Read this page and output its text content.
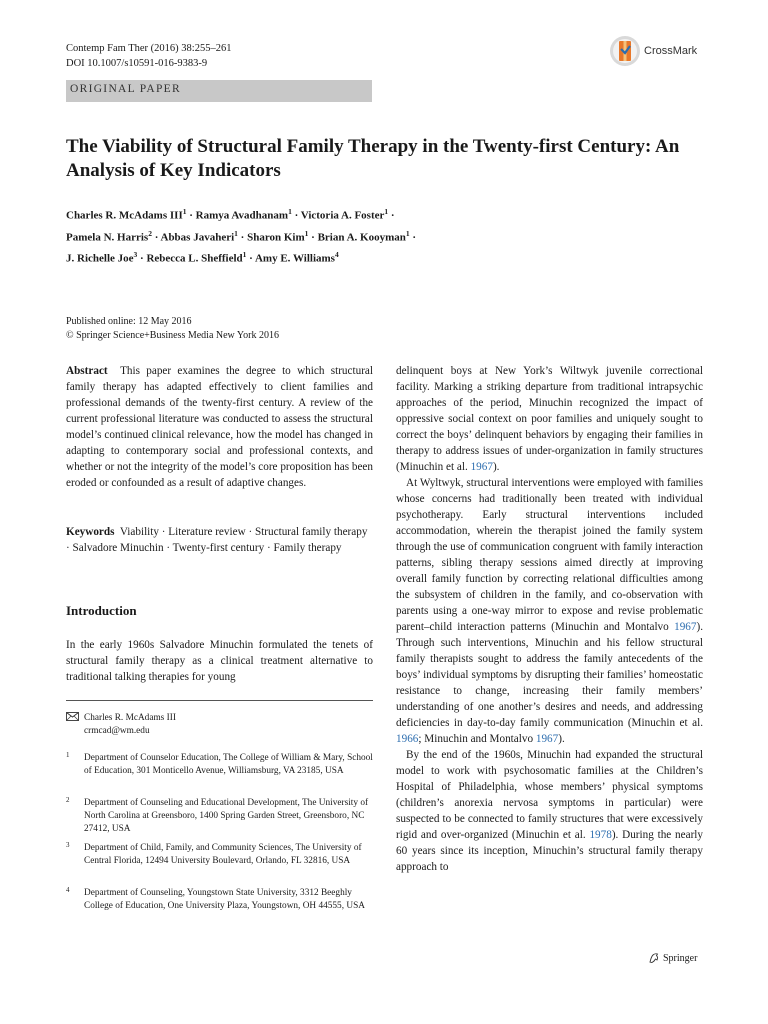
Contemp Fam Ther (2016) 38:255–261
DOI 10.1007/s10591-016-9383-9
CrossMark
ORIGINAL PAPER
The Viability of Structural Family Therapy in the Twenty-first Century: An Analysis of Key Indicators
Charles R. McAdams $III^1$ · Ramya Avadhanam$^1$ · Victoria A. Foster$^1$ ·
Pamela N. Harris$^2$ · Abbas Javaheri$^1$ · Sharon Kim$^1$ · Brian A. Kooyman$^1$ ·
J. Richelle Joe$^3$ · Rebecca L. Sheffield$^1$ · Amy E. Williams$^4$
Published online: 12 May 2016
© Springer Science+Business Media New York 2016

Abstract This paper examines the degree to which structural family therapy has adapted effectively to client families and professional demands of the twenty-first century. A review of the current professional literature was conducted to assess the structural model’s continued clinical relevance, how the model has changed in adapting to contemporary social and professional contexts, and whether or not the integrity of the model’s core proposition has been eroded or confounded as a result of adaptive changes.

Keywords Viability · Literature review · Structural family therapy · Salvadore Minuchin · Twenty-first century · Family therapy

Introduction

In the early 1960s Salvadore Minuchin formulated the tenets of structural family therapy as a clinical treatment alternative to traditional talking therapies for young

Charles R. McAdams III
crmcad@wm.edu
1 Department of Counselor Education, The College of William & Mary, School of Education, 301 Monticello Avenue, Williamsburg, VA 23185, USA
2 Department of Counseling and Educational Development, The University of North Carolina at Greensboro, 1400 Spring Garden Street, Greensboro, NC 27412, USA
3 Department of Child, Family, and Community Sciences, The University of Central Florida, 12494 University Boulevard, Orlando, FL 32816, USA
4 Department of Counseling, Youngstown State University, 3312 Beeghly College of Education, One University Plaza, Youngstown, OH 44555, USA

delinquent boys at New York’s Wiltwyk juvenile correctional facility. Marking a striking departure from traditional intrapsychic approaches of the period, Minuchin recognized the impact of oppressive social context on poor families and uniquely sought to correct the boys’ delinquent behaviors by engaging their families in therapy to address issues of under-organization in family structures (Minuchin et al. 1967).

At Wyltwyk, structural interventions were employed with families whose concerns had traditionally been treated with individual psychotherapy. Early structural interventions included accommodation, wherein the therapist joined the family system through the use of communication congruent with family interaction patterns, sibling therapy sessions aimed directly at improving overall family function by correcting relational difficulties among the subsystem of children in the family, and co-observation with parents using a one-way mirror to expose and revise problematic parent–child interaction patterns (Minuchin and Montalvo 1967). Through such interventions, Minuchin and his fellow structural family therapists sought to address the family antecedents of the boys’ individual symptoms by disrupting their families’ homeostatic resistance to change, increasing their family members’ understanding of one another’s desires and needs, and addressing deficiencies in day-to-day family communication (Minuchin et al. 1966; Minuchin and Montalvo 1967).

By the end of the 1960s, Minuchin had expanded the structural model to work with psychosomatic families at the Children’s Hospital of Philadelphia, whose members’ physical symptoms (children’s anorexia nervosa symptoms in particular) were suspected to be connected to family structures that were excessively rigid and over-organized (Minuchin et al. 1978). During the nearly 60 years since its inception, Minuchin’s structural family therapy approach to

Springer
- - -
- Do this
Check each line above for the word "McAdams" and give the number of lines that have it, nothing else.

- Final result
2